→ **PROBLEM DETAILS**: Pictures aside, quote the whole listing exactly.

→ **SUPPLIED INFORMATION**:
[Start]

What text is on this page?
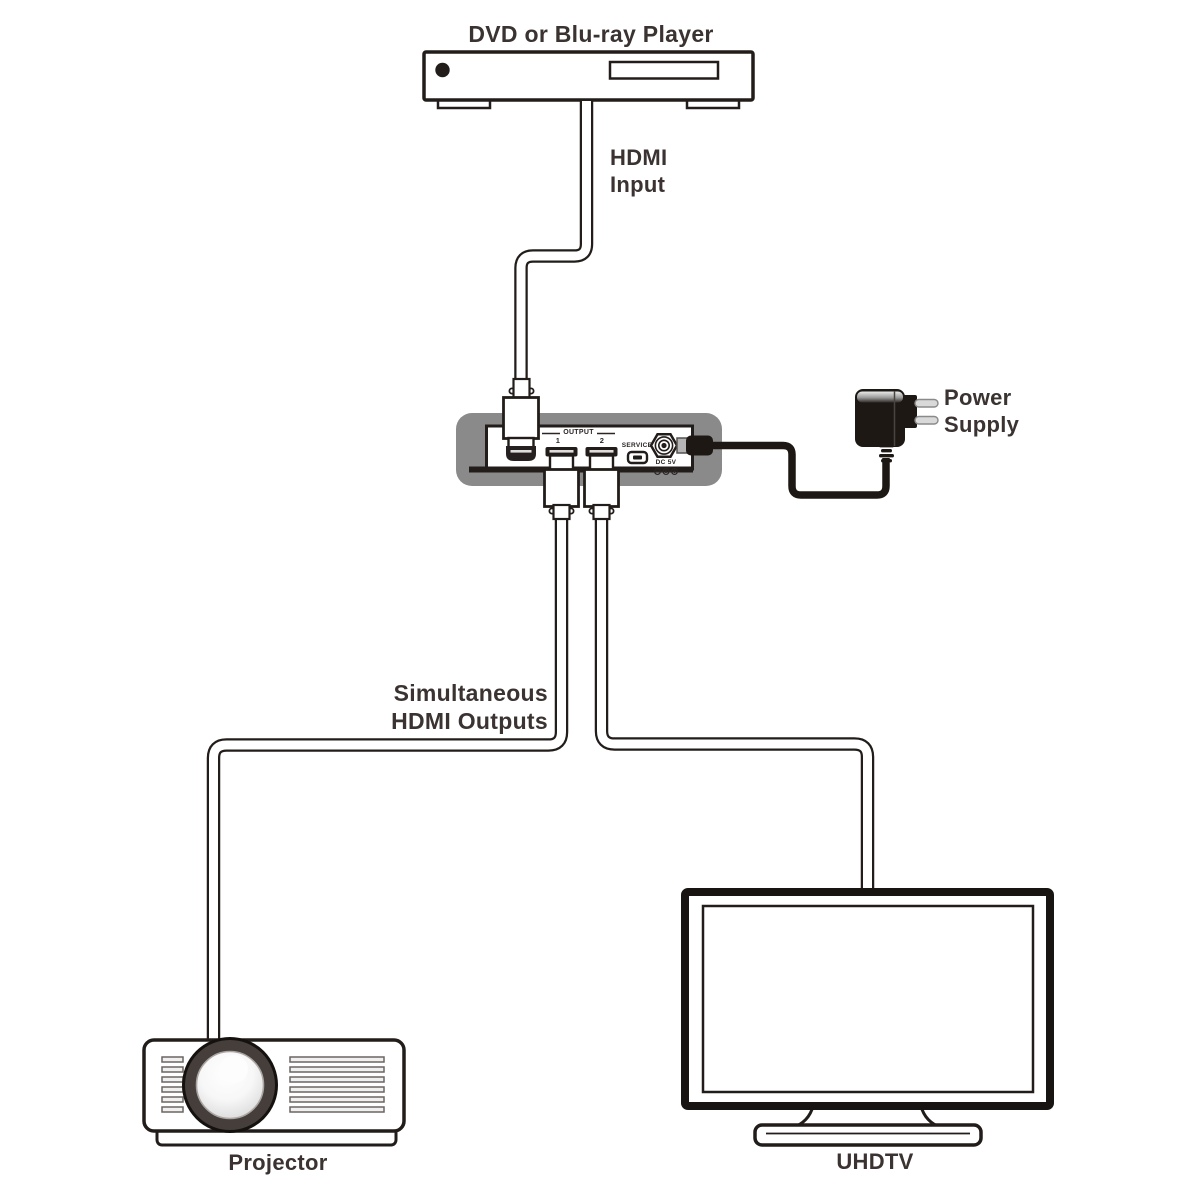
DVD or Blu-ray Player
HDMI
Input
Power
Supply
Simultaneous
HDMI Outputs
Projector	UHDTV
OUTPUT
1	2	SERVICE
DC 5V
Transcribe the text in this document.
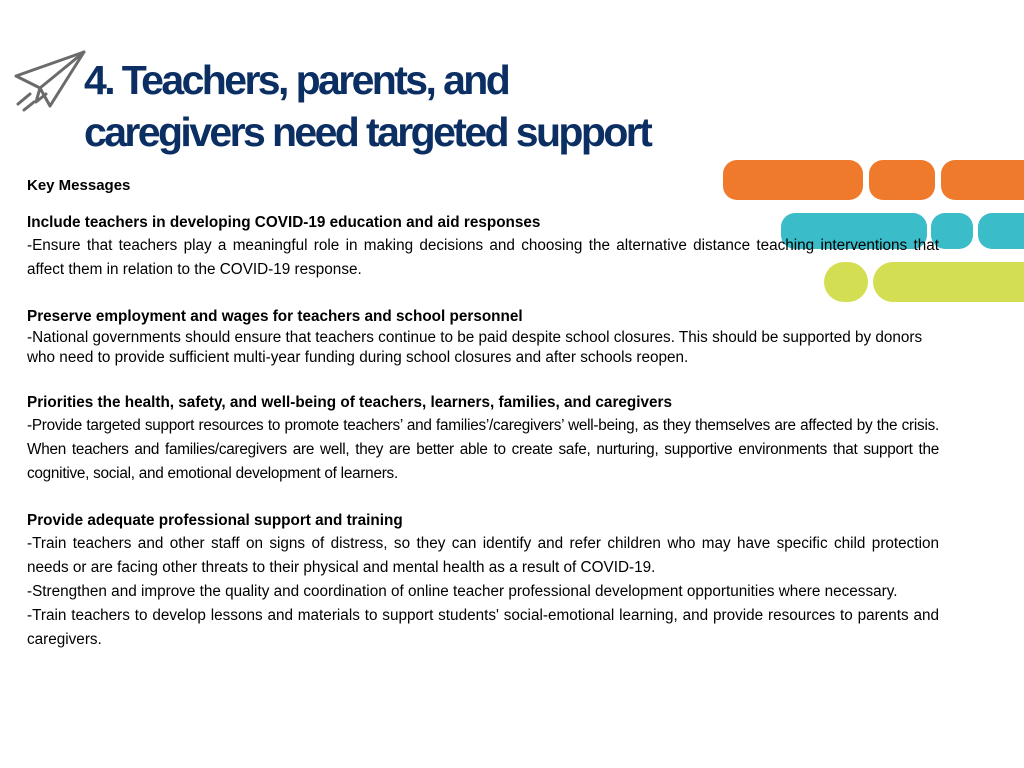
4. Teachers, parents, and
caregivers need targeted support
Key Messages
Include teachers in developing COVID-19 education and aid responses
-Ensure that teachers play a meaningful role in making decisions and choosing the alternative distance teaching interventions that affect them in relation to the COVID-19 response.
Preserve employment and wages for teachers and school personnel
-National governments should ensure that teachers continue to be paid despite school closures. This should be supported by donors who need to provide sufficient multi-year funding during school closures and after schools reopen.
Priorities the health, safety, and well-being of teachers, learners, families, and caregivers
-Provide targeted support resources to promote teachers’ and families’/caregivers’ well-being, as they themselves are affected by the crisis. When teachers and families/caregivers are well, they are better able to create safe, nurturing, supportive environments that support the cognitive, social, and emotional development of learners.
Provide adequate professional support and training
-Train teachers and other staff on signs of distress, so they can identify and refer children who may have specific child protection needs or are facing other threats to their physical and mental health as a result of COVID-19.
-Strengthen and improve the quality and coordination of online teacher professional development opportunities where necessary.
-Train teachers to develop lessons and materials to support students' social-emotional learning, and provide resources to parents and caregivers.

[End]

→ **RESULT OF THIS EXERCISE**:
What text is on this page?
DVD or Blu-ray Player
HDMI
Input
Power
Supply
Simultaneous
HDMI Outputs
Projector	UHDTV
OUTPUT
1	2	SERVICE
DC 5V
Transcribe the text in this document.
4. Teachers, parents, and
caregivers need targeted support
Key Messages
Include teachers in developing COVID-19 education and aid responses
-Ensure that teachers play a meaningful role in making decisions and choosing the alternative distance teaching interventions that affect them in relation to the COVID-19 response.
Preserve employment and wages for teachers and school personnel
-National governments should ensure that teachers continue to be paid despite school closures. This should be supported by donors who need to provide sufficient multi-year funding during school closures and after schools reopen.
Priorities the health, safety, and well-being of teachers, learners, families, and caregivers
-Provide targeted support resources to promote teachers’ and families’/caregivers’ well-being, as they themselves are affected by the crisis. When teachers and families/caregivers are well, they are better able to create safe, nurturing, supportive environments that support the cognitive, social, and emotional development of learners.
Provide adequate professional support and training
-Train teachers and other staff on signs of distress, so they can identify and refer children who may have specific child protection needs or are facing other threats to their physical and mental health as a result of COVID-19.
-Strengthen and improve the quality and coordination of online teacher professional development opportunities where necessary.
-Train teachers to develop lessons and materials to support students' social-emotional learning, and provide resources to parents and caregivers.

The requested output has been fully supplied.